=== AIM OF THE TASK ===
Your task is to retype each line of the data below exactly.

Dataset excerpts:
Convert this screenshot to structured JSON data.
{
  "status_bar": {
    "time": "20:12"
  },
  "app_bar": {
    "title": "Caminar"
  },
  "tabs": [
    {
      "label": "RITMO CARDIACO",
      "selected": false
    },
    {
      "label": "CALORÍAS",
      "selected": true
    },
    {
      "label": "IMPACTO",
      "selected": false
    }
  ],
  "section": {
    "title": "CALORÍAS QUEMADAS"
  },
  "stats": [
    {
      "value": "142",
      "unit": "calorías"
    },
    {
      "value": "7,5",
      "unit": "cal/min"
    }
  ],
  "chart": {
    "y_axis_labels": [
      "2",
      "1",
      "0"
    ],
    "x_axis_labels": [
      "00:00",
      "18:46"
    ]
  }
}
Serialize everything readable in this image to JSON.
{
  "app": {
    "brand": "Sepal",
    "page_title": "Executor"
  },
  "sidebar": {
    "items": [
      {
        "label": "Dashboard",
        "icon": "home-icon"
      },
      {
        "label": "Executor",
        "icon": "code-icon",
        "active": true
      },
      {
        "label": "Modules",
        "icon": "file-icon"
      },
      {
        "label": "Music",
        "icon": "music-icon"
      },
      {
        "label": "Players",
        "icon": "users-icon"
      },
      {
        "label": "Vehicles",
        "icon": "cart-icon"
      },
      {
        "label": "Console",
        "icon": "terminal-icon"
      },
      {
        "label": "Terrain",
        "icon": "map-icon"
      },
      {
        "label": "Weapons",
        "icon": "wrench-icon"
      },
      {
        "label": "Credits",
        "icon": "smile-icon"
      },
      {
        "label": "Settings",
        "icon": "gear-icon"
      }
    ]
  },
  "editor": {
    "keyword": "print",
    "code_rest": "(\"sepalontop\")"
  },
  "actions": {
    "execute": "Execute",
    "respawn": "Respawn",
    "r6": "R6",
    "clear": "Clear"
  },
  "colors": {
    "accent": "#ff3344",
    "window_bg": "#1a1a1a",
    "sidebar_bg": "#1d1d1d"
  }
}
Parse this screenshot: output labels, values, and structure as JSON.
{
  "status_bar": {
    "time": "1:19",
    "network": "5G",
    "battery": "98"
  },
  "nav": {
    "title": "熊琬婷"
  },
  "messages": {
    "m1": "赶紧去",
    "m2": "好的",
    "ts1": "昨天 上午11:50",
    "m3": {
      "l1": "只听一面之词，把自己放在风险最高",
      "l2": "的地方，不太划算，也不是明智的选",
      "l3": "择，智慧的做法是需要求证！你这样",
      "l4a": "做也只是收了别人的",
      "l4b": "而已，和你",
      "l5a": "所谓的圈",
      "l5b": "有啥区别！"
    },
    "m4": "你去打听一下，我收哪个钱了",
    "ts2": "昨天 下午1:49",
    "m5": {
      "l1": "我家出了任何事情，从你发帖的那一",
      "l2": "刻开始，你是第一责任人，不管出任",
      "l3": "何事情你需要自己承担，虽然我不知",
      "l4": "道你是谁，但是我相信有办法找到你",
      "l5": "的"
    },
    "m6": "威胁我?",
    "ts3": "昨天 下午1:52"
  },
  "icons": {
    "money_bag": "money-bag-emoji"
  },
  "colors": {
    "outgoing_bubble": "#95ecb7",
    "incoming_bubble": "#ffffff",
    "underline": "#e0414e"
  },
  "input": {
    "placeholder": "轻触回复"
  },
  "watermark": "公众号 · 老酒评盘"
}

=== WRITTEN ANSWER ===
Convert this screenshot to structured JSON data.
{
  "status_bar": {
    "time": "20:12"
  },
  "app_bar": {
    "title": "Caminar"
  },
  "tabs": [
    {
      "label": "RITMO CARDIACO",
      "selected": false
    },
    {
      "label": "CALORÍAS",
      "selected": true
    },
    {
      "label": "IMPACTO",
      "selected": false
    }
  ],
  "section": {
    "title": "CALORÍAS QUEMADAS"
  },
  "stats": [
    {
      "value": "142",
      "unit": "calorías"
    },
    {
      "value": "7,5",
      "unit": "cal/min"
    }
  ],
  "chart": {
    "y_axis_labels": [
      "2",
      "1",
      "0"
    ],
    "x_axis_labels": [
      "00:00",
      "18:46"
    ]
  }
}
Serialize everything readable in this image to JSON.
{
  "app": {
    "brand": "Sepal",
    "page_title": "Executor"
  },
  "sidebar": {
    "items": [
      {
        "label": "Dashboard",
        "icon": "home-icon"
      },
      {
        "label": "Executor",
        "icon": "code-icon",
        "active": true
      },
      {
        "label": "Modules",
        "icon": "file-icon"
      },
      {
        "label": "Music",
        "icon": "music-icon"
      },
      {
        "label": "Players",
        "icon": "users-icon"
      },
      {
        "label": "Vehicles",
        "icon": "cart-icon"
      },
      {
        "label": "Console",
        "icon": "terminal-icon"
      },
      {
        "label": "Terrain",
        "icon": "map-icon"
      },
      {
        "label": "Weapons",
        "icon": "wrench-icon"
      },
      {
        "label": "Credits",
        "icon": "smile-icon"
      },
      {
        "label": "Settings",
        "icon": "gear-icon"
      }
    ]
  },
  "editor": {
    "keyword": "print",
    "code_rest": "(\"sepalontop\")"
  },
  "actions": {
    "execute": "Execute",
    "respawn": "Respawn",
    "r6": "R6",
    "clear": "Clear"
  },
  "colors": {
    "accent": "#ff3344",
    "window_bg": "#1a1a1a",
    "sidebar_bg": "#1d1d1d"
  }
}
Parse this screenshot: output labels, values, and structure as JSON.
{
  "status_bar": {
    "time": "1:19",
    "network": "5G",
    "battery": "98"
  },
  "nav": {
    "title": "熊琬婷"
  },
  "messages": {
    "m1": "赶紧去",
    "m2": "好的",
    "ts1": "昨天 上午11:50",
    "m3": {
      "l1": "只听一面之词，把自己放在风险最高",
      "l2": "的地方，不太划算，也不是明智的选",
      "l3": "择，智慧的做法是需要求证！你这样",
      "l4a": "做也只是收了别人的",
      "l4b": "而已，和你",
      "l5a": "所谓的圈",
      "l5b": "有啥区别！"
    },
    "m4": "你去打听一下，我收哪个钱了",
    "ts2": "昨天 下午1:49",
    "m5": {
      "l1": "我家出了任何事情，从你发帖的那一",
      "l2": "刻开始，你是第一责任人，不管出任",
      "l3": "何事情你需要自己承担，虽然我不知",
      "l4": "道你是谁，但是我相信有办法找到你",
      "l5": "的"
    },
    "m6": "威胁我?",
    "ts3": "昨天 下午1:52"
  },
  "icons": {
    "money_bag": "money-bag-emoji"
  },
  "colors": {
    "outgoing_bubble": "#95ecb7",
    "incoming_bubble": "#ffffff",
    "underline": "#e0414e"
  },
  "input": {
    "placeholder": "轻触回复"
  },
  "watermark": "公众号 · 老酒评盘"
}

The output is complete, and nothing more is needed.